>> start DATASET RECORDS

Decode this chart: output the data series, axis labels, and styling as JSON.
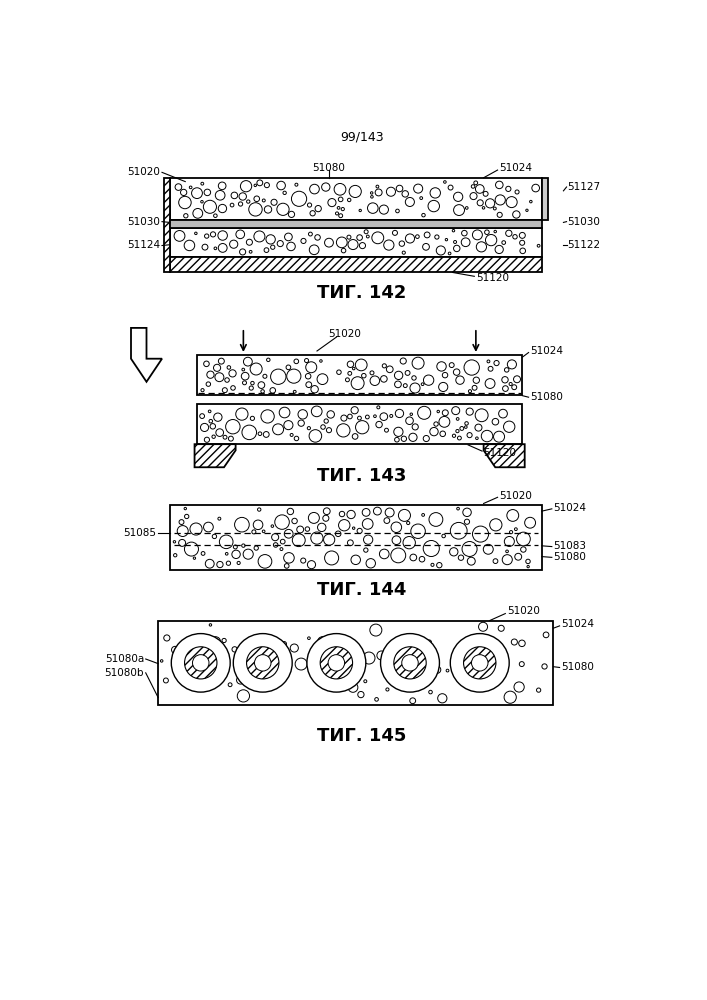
{
  "page_label": "99/143",
  "fig142_label": "ΤИГ. 142",
  "fig143_label": "ΤИГ. 143",
  "fig144_label": "ΤИГ. 144",
  "fig145_label": "ΤИГ. 145",
  "bg_color": "#ffffff",
  "lc": "#000000"
}
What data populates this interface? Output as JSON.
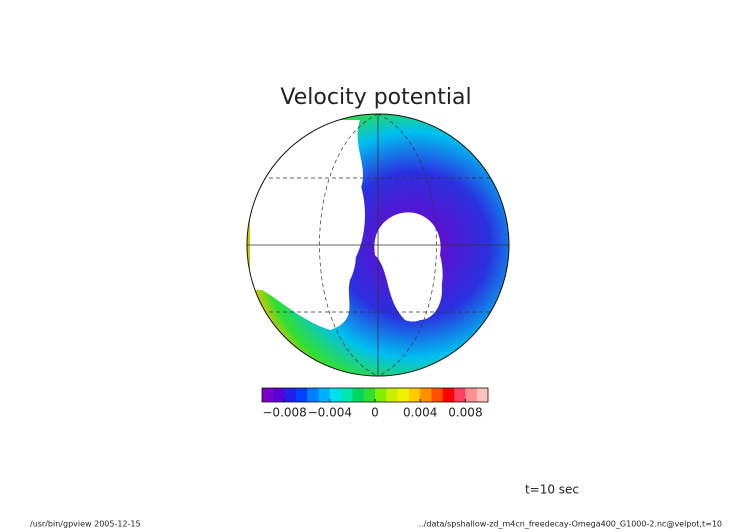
{
  "chart_data": {
    "type": "contour-map",
    "title": "Velocity potential",
    "colorbar": {
      "colors": [
        "#7a00c8",
        "#5a00d8",
        "#2020e8",
        "#0040ff",
        "#0080ff",
        "#00b0ff",
        "#00e0f0",
        "#00e8b0",
        "#00d860",
        "#30e030",
        "#80f000",
        "#c8f000",
        "#f0f000",
        "#ffc800",
        "#ff9000",
        "#ff5000",
        "#ff0000",
        "#ff4060",
        "#ff9090",
        "#ffc0c0"
      ],
      "lim": [
        -0.01,
        0.01
      ],
      "ticks": [
        {
          "value": -0.008,
          "label": "−0.008"
        },
        {
          "value": -0.004,
          "label": "−0.004"
        },
        0,
        0.004,
        0.008
      ]
    },
    "annotation": "t=10 sec",
    "footer_left": "/usr/bin/gpview  2005-12-15",
    "footer_right": "../data/spshallow-zd_m4cn_freedecay-Omega400_G1000-2.nc@velpot,t=10"
  }
}
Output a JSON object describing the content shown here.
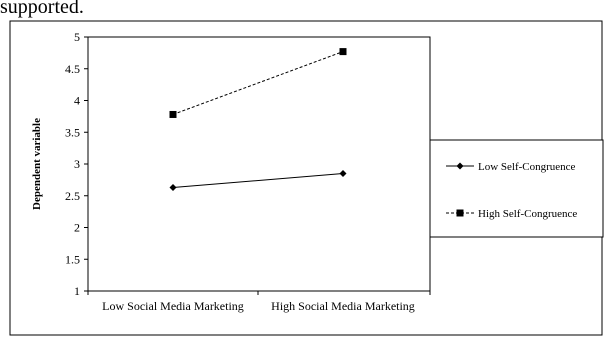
{
  "header_fragment": "supported.",
  "chart_data": {
    "type": "line",
    "categories": [
      "Low Social Media Marketing",
      "High Social Media Marketing"
    ],
    "ylabel": "Dependent variable",
    "xlabel": "",
    "ylim": [
      1,
      5
    ],
    "yticks": [
      "1",
      "1.5",
      "2",
      "2.5",
      "3",
      "3.5",
      "4",
      "4.5",
      "5"
    ],
    "legend_position": "right",
    "grid": false,
    "series": [
      {
        "name": "Low Self-Congruence",
        "values": [
          2.63,
          2.85
        ],
        "color": "#000000",
        "line": "solid",
        "marker": "diamond"
      },
      {
        "name": "High Self-Congruence",
        "values": [
          3.78,
          4.77
        ],
        "color": "#000000",
        "line": "dashed",
        "marker": "square"
      }
    ]
  }
}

>> end DATASET RECORDS

Output the records above exactly; leave out the pictures.

Decode this chart: output the data series, axis labels, and styling as JSON.
{
  "page_label": "99/143",
  "fig142_label": "ΤИГ. 142",
  "fig143_label": "ΤИГ. 143",
  "fig144_label": "ΤИГ. 144",
  "fig145_label": "ΤИГ. 145",
  "bg_color": "#ffffff",
  "lc": "#000000"
}
What data populates this interface? Output as JSON.
{
  "chart_data": {
    "type": "contour-map",
    "title": "Velocity potential",
    "colorbar": {
      "colors": [
        "#7a00c8",
        "#5a00d8",
        "#2020e8",
        "#0040ff",
        "#0080ff",
        "#00b0ff",
        "#00e0f0",
        "#00e8b0",
        "#00d860",
        "#30e030",
        "#80f000",
        "#c8f000",
        "#f0f000",
        "#ffc800",
        "#ff9000",
        "#ff5000",
        "#ff0000",
        "#ff4060",
        "#ff9090",
        "#ffc0c0"
      ],
      "lim": [
        -0.01,
        0.01
      ],
      "ticks": [
        {
          "value": -0.008,
          "label": "−0.008"
        },
        {
          "value": -0.004,
          "label": "−0.004"
        },
        0,
        0.004,
        0.008
      ]
    },
    "annotation": "t=10 sec",
    "footer_left": "/usr/bin/gpview  2005-12-15",
    "footer_right": "../data/spshallow-zd_m4cn_freedecay-Omega400_G1000-2.nc@velpot,t=10"
  }
}
Output a JSON object describing the content shown here.
{
  "header_fragment": "supported.",
  "chart_data": {
    "type": "line",
    "categories": [
      "Low Social Media Marketing",
      "High Social Media Marketing"
    ],
    "ylabel": "Dependent variable",
    "xlabel": "",
    "ylim": [
      1,
      5
    ],
    "yticks": [
      "1",
      "1.5",
      "2",
      "2.5",
      "3",
      "3.5",
      "4",
      "4.5",
      "5"
    ],
    "legend_position": "right",
    "grid": false,
    "series": [
      {
        "name": "Low Self-Congruence",
        "values": [
          2.63,
          2.85
        ],
        "color": "#000000",
        "line": "solid",
        "marker": "diamond"
      },
      {
        "name": "High Self-Congruence",
        "values": [
          3.78,
          4.77
        ],
        "color": "#000000",
        "line": "dashed",
        "marker": "square"
      }
    ]
  }
}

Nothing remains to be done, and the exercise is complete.